TASK DESCRIPTION - Copy all lines holding the word "link" from the entries.

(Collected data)
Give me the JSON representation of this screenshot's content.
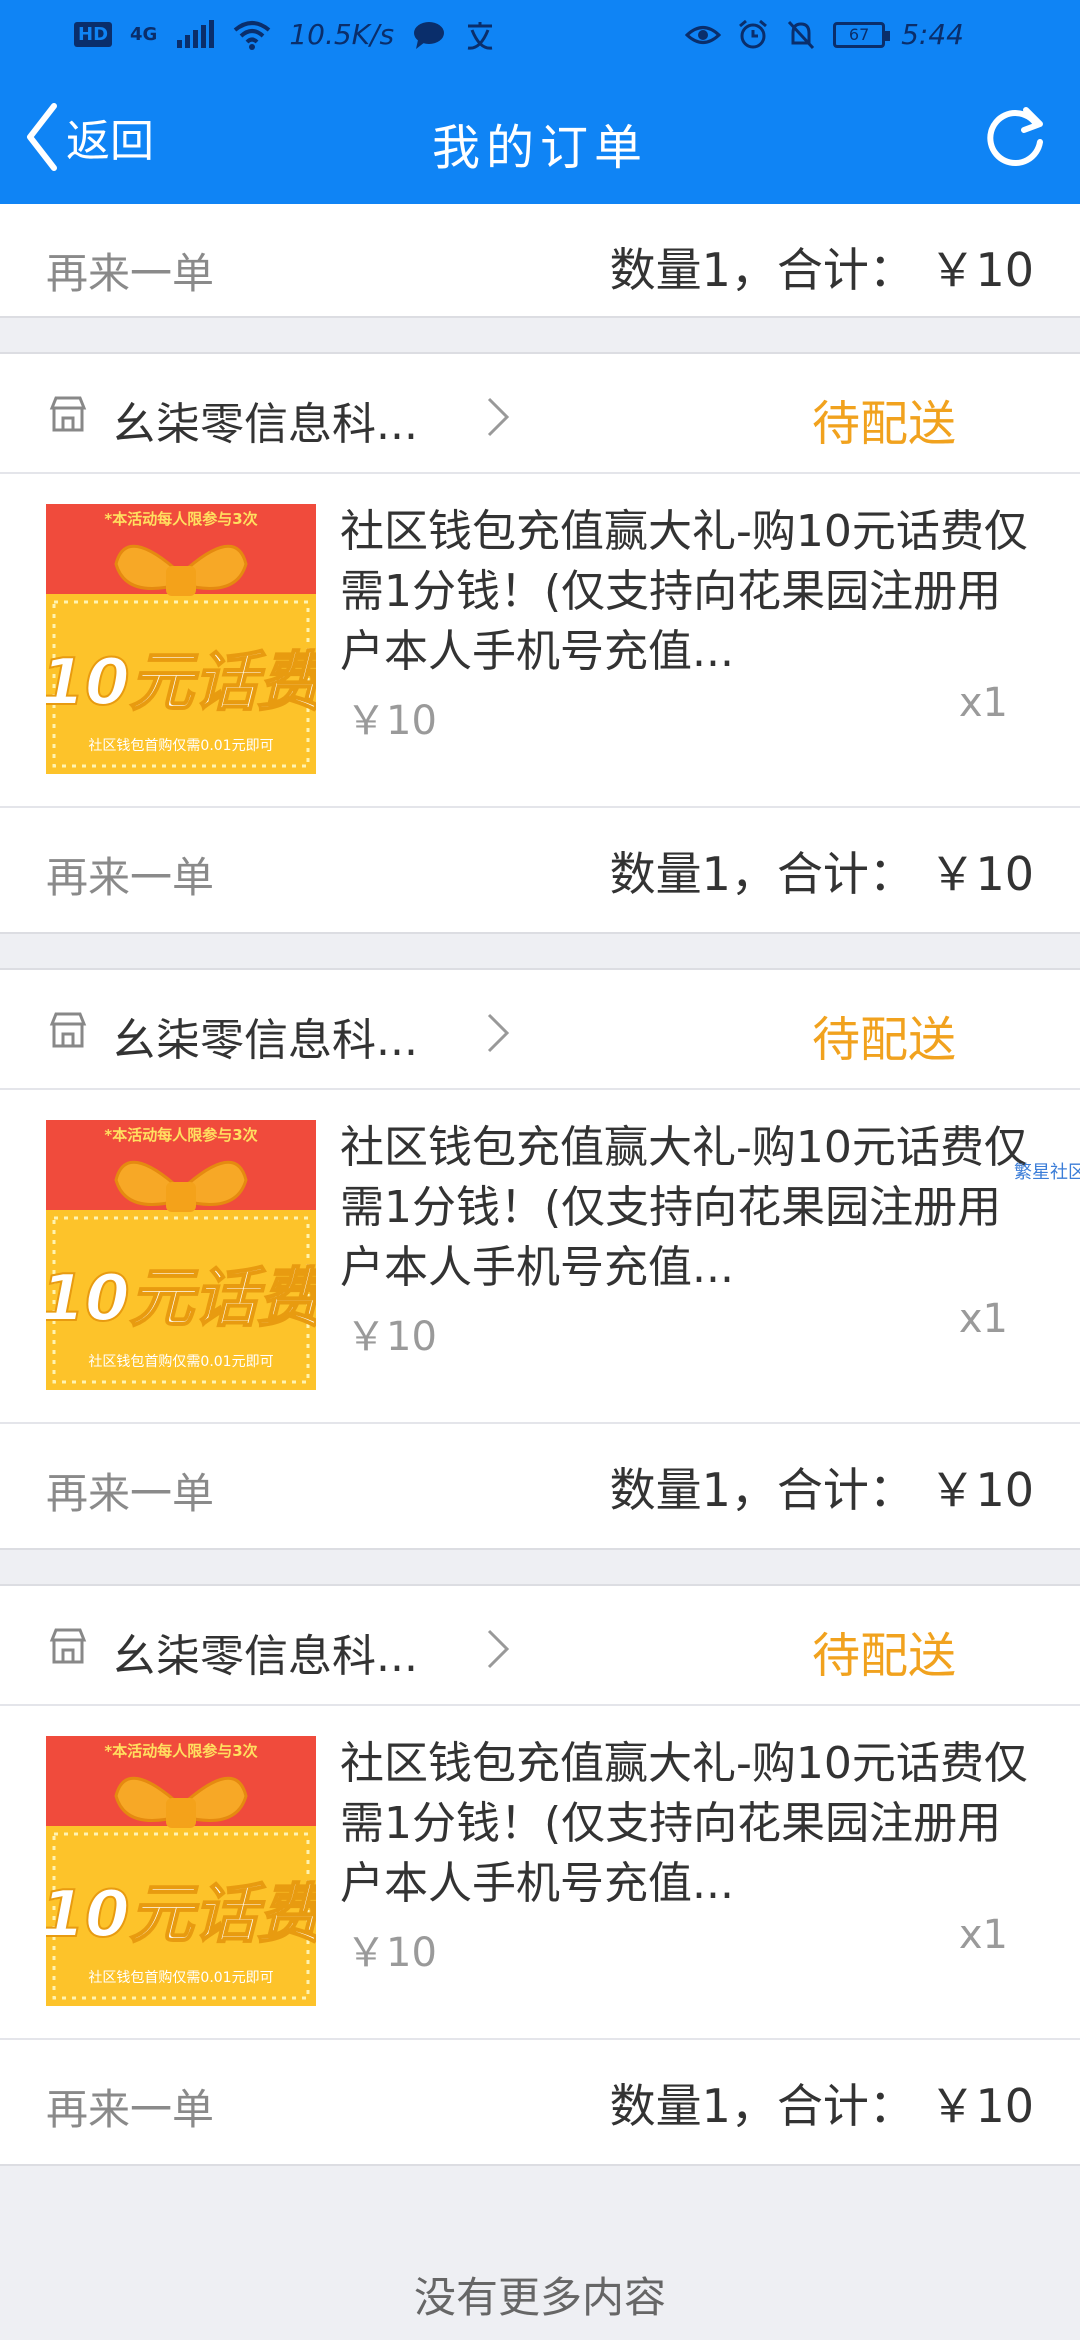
{
  "status_bar": {
    "hd": "HD",
    "network": "4G",
    "speed": "10.5K/s",
    "battery": "67",
    "time": "5:44"
  },
  "nav": {
    "back_label": "返回",
    "title": "我的订单"
  },
  "partial_order": {
    "reorder_label": "再来一单",
    "summary": "数量1，合计：  ￥10"
  },
  "orders": [
    {
      "store": "幺柒零信息科...",
      "status": "待配送",
      "thumb_top": "*本活动每人限参与3次",
      "thumb_big": "10元话费",
      "thumb_bottom": "社区钱包首购仅需0.01元即可",
      "title": "社区钱包充值赢大礼-购10元话费仅需1分钱！(仅支持向花果园注册用户本人手机号充值...",
      "price": "￥10",
      "qty": "x1",
      "reorder_label": "再来一单",
      "summary": "数量1，合计：  ￥10"
    },
    {
      "store": "幺柒零信息科...",
      "status": "待配送",
      "thumb_top": "*本活动每人限参与3次",
      "thumb_big": "10元话费",
      "thumb_bottom": "社区钱包首购仅需0.01元即可",
      "title": "社区钱包充值赢大礼-购10元话费仅需1分钱！(仅支持向花果园注册用户本人手机号充值...",
      "price": "￥10",
      "qty": "x1",
      "reorder_label": "再来一单",
      "summary": "数量1，合计：  ￥10"
    },
    {
      "store": "幺柒零信息科...",
      "status": "待配送",
      "thumb_top": "*本活动每人限参与3次",
      "thumb_big": "10元话费",
      "thumb_bottom": "社区钱包首购仅需0.01元即可",
      "title": "社区钱包充值赢大礼-购10元话费仅需1分钱！(仅支持向花果园注册用户本人手机号充值...",
      "price": "￥10",
      "qty": "x1",
      "reorder_label": "再来一单",
      "summary": "数量1，合计：  ￥10"
    }
  ],
  "edge_text": "繁星社区",
  "footer": {
    "no_more": "没有更多内容"
  },
  "colors": {
    "primary": "#0f84f5",
    "status": "#f1a21e",
    "background": "#eeeff3"
  }
}
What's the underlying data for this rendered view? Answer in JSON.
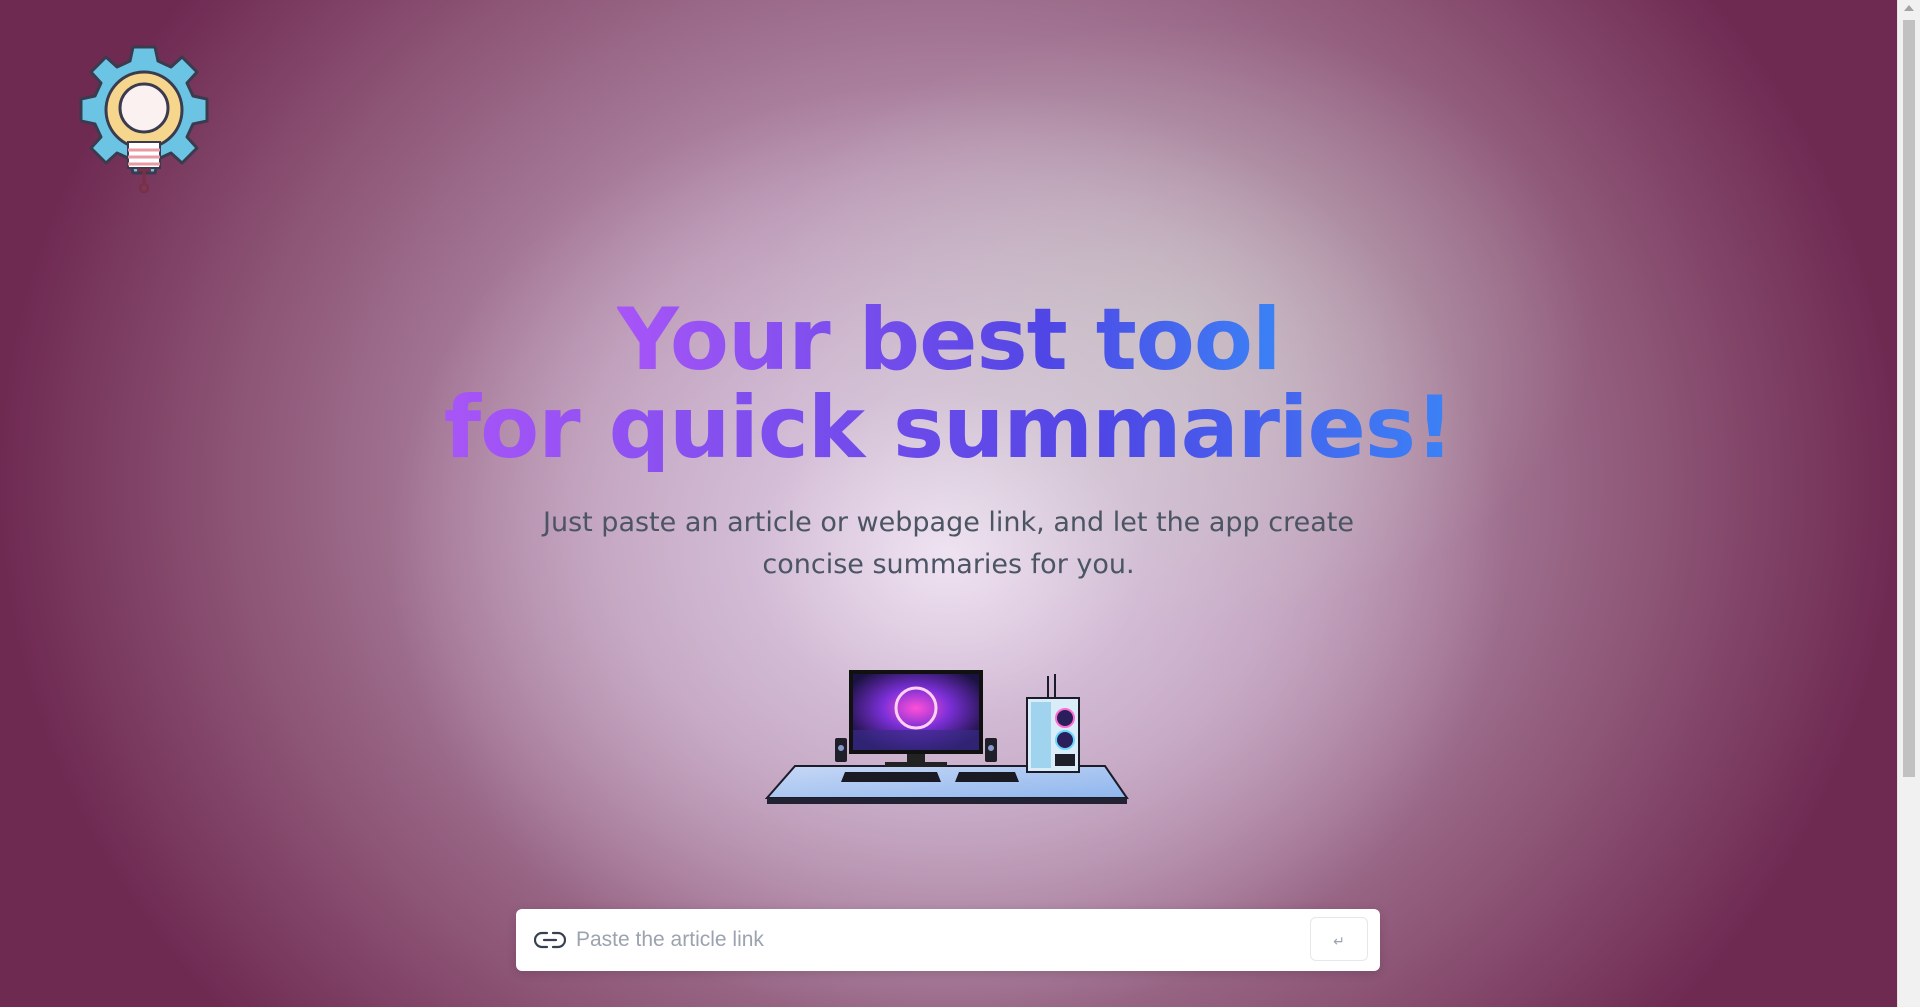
{
  "hero": {
    "title_line1": "Your best tool",
    "title_line2": "for quick summaries!",
    "subtitle": "Just paste an article or webpage link, and let the app create concise summaries for you."
  },
  "logo": {
    "icon": "lightbulb-gear-icon"
  },
  "illustration": {
    "icon": "desktop-setup-illustration"
  },
  "form": {
    "placeholder": "Paste the article link",
    "value": "",
    "link_icon": "link-icon",
    "submit_label": "↵"
  },
  "colors": {
    "gradient_start": "#a855f7",
    "gradient_mid": "#4f46e5",
    "gradient_end": "#3b82f6",
    "subtitle": "#4b5563",
    "background_edge": "#6f2a52",
    "background_center": "#f2e6f5"
  }
}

REPLY TO THE EXERCISE -
    "subtitle": "Just paste an article or webpage link, and let the app create concise summaries for you."
    "placeholder": "Paste the article link",
    "link_icon": "link-icon",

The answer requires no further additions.